__SET PROBLEM__
From the line containing "Transcribe this image's" down to the last line of the material, return those lines verbatim and only those.

__DATASET__
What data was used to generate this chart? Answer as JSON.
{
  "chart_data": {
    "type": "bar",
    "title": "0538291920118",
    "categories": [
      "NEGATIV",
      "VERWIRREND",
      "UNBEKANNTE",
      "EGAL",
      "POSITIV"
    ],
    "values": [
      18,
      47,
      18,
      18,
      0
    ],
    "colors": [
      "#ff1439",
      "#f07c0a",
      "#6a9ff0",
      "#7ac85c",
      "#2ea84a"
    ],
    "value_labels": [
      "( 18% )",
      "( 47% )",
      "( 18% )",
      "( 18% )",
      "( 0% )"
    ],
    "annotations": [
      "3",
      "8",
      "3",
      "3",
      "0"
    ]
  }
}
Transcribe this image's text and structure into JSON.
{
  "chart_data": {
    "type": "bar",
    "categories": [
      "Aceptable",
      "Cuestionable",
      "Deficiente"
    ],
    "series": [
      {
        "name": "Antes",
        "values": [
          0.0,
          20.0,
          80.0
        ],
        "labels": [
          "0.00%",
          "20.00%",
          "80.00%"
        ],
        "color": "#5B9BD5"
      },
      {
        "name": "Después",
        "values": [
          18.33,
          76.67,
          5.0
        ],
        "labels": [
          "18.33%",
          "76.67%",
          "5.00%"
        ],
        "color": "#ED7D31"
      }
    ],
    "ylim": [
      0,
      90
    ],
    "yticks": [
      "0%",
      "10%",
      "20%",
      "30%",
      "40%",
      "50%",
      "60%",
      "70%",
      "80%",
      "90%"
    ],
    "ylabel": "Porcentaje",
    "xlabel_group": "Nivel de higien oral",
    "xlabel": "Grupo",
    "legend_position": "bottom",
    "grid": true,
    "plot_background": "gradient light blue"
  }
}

__THE RESPONSE__
Transcribe this image's text and structure into JSON.
{
  "chart_data": {
    "type": "bar",
    "categories": [
      "Aceptable",
      "Cuestionable",
      "Deficiente"
    ],
    "series": [
      {
        "name": "Antes",
        "values": [
          0.0,
          20.0,
          80.0
        ],
        "labels": [
          "0.00%",
          "20.00%",
          "80.00%"
        ],
        "color": "#5B9BD5"
      },
      {
        "name": "Después",
        "values": [
          18.33,
          76.67,
          5.0
        ],
        "labels": [
          "18.33%",
          "76.67%",
          "5.00%"
        ],
        "color": "#ED7D31"
      }
    ],
    "ylim": [
      0,
      90
    ],
    "yticks": [
      "0%",
      "10%",
      "20%",
      "30%",
      "40%",
      "50%",
      "60%",
      "70%",
      "80%",
      "90%"
    ],
    "ylabel": "Porcentaje",
    "xlabel_group": "Nivel de higien oral",
    "xlabel": "Grupo",
    "legend_position": "bottom",
    "grid": true,
    "plot_background": "gradient light blue"
  }
}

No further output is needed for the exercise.